- _Objective_
Return every line of the records below unchanged, in the same order.
## start Records for this exercise
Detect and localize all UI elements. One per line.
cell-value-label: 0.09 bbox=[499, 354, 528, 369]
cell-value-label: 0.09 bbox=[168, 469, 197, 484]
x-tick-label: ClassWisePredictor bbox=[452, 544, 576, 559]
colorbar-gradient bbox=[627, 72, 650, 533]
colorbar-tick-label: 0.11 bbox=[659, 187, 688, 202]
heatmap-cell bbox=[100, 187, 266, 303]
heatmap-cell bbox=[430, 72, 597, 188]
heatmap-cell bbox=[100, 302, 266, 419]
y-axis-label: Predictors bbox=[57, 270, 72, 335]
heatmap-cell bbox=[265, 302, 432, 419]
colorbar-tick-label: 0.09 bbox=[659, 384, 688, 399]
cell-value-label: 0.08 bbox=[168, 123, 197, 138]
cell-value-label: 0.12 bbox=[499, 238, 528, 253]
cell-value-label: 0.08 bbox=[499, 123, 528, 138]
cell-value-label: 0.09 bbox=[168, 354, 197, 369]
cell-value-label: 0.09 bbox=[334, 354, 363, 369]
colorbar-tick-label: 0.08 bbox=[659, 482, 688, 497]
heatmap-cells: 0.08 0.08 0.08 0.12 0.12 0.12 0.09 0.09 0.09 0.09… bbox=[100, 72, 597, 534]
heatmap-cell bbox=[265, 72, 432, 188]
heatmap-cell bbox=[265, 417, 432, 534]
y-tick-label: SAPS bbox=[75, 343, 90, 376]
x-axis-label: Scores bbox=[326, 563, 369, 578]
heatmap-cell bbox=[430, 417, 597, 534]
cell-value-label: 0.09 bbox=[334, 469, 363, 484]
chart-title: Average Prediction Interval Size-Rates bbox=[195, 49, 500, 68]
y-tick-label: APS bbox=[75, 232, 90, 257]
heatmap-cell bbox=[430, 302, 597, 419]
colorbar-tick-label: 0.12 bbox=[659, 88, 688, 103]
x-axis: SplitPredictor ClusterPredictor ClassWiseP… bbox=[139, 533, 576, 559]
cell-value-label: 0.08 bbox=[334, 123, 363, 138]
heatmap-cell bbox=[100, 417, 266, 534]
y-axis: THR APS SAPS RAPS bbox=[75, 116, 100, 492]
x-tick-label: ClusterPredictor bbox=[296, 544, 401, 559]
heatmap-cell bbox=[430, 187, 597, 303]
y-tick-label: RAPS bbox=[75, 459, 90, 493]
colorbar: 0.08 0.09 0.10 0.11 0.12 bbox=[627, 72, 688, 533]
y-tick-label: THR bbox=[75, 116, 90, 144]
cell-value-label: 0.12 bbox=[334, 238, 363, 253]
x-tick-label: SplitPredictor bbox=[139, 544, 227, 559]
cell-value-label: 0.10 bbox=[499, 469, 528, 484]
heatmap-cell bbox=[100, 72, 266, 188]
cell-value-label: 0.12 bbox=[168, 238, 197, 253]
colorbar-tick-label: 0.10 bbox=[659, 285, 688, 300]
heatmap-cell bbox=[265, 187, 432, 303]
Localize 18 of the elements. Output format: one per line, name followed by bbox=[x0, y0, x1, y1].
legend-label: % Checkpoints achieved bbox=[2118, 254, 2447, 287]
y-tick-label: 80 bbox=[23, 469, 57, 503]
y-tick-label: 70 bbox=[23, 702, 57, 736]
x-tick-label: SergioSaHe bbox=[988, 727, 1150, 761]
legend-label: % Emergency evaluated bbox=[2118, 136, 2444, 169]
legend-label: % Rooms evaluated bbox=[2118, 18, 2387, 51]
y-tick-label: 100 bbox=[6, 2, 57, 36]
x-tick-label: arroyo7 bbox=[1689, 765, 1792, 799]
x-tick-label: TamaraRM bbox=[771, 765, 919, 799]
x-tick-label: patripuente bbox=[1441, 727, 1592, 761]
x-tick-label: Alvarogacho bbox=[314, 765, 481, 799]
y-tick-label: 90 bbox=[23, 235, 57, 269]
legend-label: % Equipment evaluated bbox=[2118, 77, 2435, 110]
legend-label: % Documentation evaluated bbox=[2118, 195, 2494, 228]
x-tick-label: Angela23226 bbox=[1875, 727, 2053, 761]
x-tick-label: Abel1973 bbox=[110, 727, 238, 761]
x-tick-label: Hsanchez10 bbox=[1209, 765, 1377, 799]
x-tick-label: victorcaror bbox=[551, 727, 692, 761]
## end Records for this exercise
- _Reply to the task_
Detect and localize all UI elements. One per line.
cell-value-label: 0.09 bbox=[499, 354, 528, 369]
cell-value-label: 0.09 bbox=[168, 469, 197, 484]
x-tick-label: ClassWisePredictor bbox=[452, 544, 576, 559]
colorbar-gradient bbox=[627, 72, 650, 533]
colorbar-tick-label: 0.11 bbox=[659, 187, 688, 202]
heatmap-cell bbox=[100, 187, 266, 303]
heatmap-cell bbox=[430, 72, 597, 188]
heatmap-cell bbox=[100, 302, 266, 419]
y-axis-label: Predictors bbox=[57, 270, 72, 335]
heatmap-cell bbox=[265, 302, 432, 419]
colorbar-tick-label: 0.09 bbox=[659, 384, 688, 399]
cell-value-label: 0.08 bbox=[168, 123, 197, 138]
cell-value-label: 0.12 bbox=[499, 238, 528, 253]
cell-value-label: 0.08 bbox=[499, 123, 528, 138]
cell-value-label: 0.09 bbox=[168, 354, 197, 369]
cell-value-label: 0.09 bbox=[334, 354, 363, 369]
colorbar-tick-label: 0.08 bbox=[659, 482, 688, 497]
heatmap-cells: 0.08 0.08 0.08 0.12 0.12 0.12 0.09 0.09 0.09 0.09… bbox=[100, 72, 597, 534]
heatmap-cell bbox=[265, 72, 432, 188]
heatmap-cell bbox=[265, 417, 432, 534]
y-tick-label: SAPS bbox=[75, 343, 90, 376]
x-axis-label: Scores bbox=[326, 563, 369, 578]
heatmap-cell bbox=[430, 417, 597, 534]
cell-value-label: 0.09 bbox=[334, 469, 363, 484]
chart-title: Average Prediction Interval Size-Rates bbox=[195, 49, 500, 68]
y-tick-label: APS bbox=[75, 232, 90, 257]
heatmap-cell bbox=[430, 302, 597, 419]
colorbar-tick-label: 0.12 bbox=[659, 88, 688, 103]
x-axis: SplitPredictor ClusterPredictor ClassWiseP… bbox=[139, 533, 576, 559]
cell-value-label: 0.08 bbox=[334, 123, 363, 138]
heatmap-cell bbox=[100, 417, 266, 534]
y-axis: THR APS SAPS RAPS bbox=[75, 116, 100, 492]
x-tick-label: ClusterPredictor bbox=[296, 544, 401, 559]
heatmap-cell bbox=[430, 187, 597, 303]
y-tick-label: RAPS bbox=[75, 459, 90, 493]
colorbar: 0.08 0.09 0.10 0.11 0.12 bbox=[627, 72, 688, 533]
y-tick-label: THR bbox=[75, 116, 90, 144]
cell-value-label: 0.12 bbox=[334, 238, 363, 253]
x-tick-label: SplitPredictor bbox=[139, 544, 227, 559]
cell-value-label: 0.10 bbox=[499, 469, 528, 484]
heatmap-cell bbox=[100, 72, 266, 188]
cell-value-label: 0.12 bbox=[168, 238, 197, 253]
colorbar-tick-label: 0.10 bbox=[659, 285, 688, 300]
heatmap-cell bbox=[265, 187, 432, 303]
Localize 18 of the elements. Output format: one per line, name followed by bbox=[x0, y0, x1, y1].
legend-label: % Checkpoints achieved bbox=[2118, 254, 2447, 287]
y-tick-label: 80 bbox=[23, 469, 57, 503]
y-tick-label: 70 bbox=[23, 702, 57, 736]
x-tick-label: SergioSaHe bbox=[988, 727, 1150, 761]
legend-label: % Emergency evaluated bbox=[2118, 136, 2444, 169]
legend-label: % Rooms evaluated bbox=[2118, 18, 2387, 51]
y-tick-label: 100 bbox=[6, 2, 57, 36]
x-tick-label: arroyo7 bbox=[1689, 765, 1792, 799]
x-tick-label: TamaraRM bbox=[771, 765, 919, 799]
x-tick-label: patripuente bbox=[1441, 727, 1592, 761]
x-tick-label: Alvarogacho bbox=[314, 765, 481, 799]
y-tick-label: 90 bbox=[23, 235, 57, 269]
legend-label: % Equipment evaluated bbox=[2118, 77, 2435, 110]
legend-label: % Documentation evaluated bbox=[2118, 195, 2494, 228]
x-tick-label: Angela23226 bbox=[1875, 727, 2053, 761]
x-tick-label: Abel1973 bbox=[110, 727, 238, 761]
x-tick-label: Hsanchez10 bbox=[1209, 765, 1377, 799]
x-tick-label: victorcaror bbox=[551, 727, 692, 761]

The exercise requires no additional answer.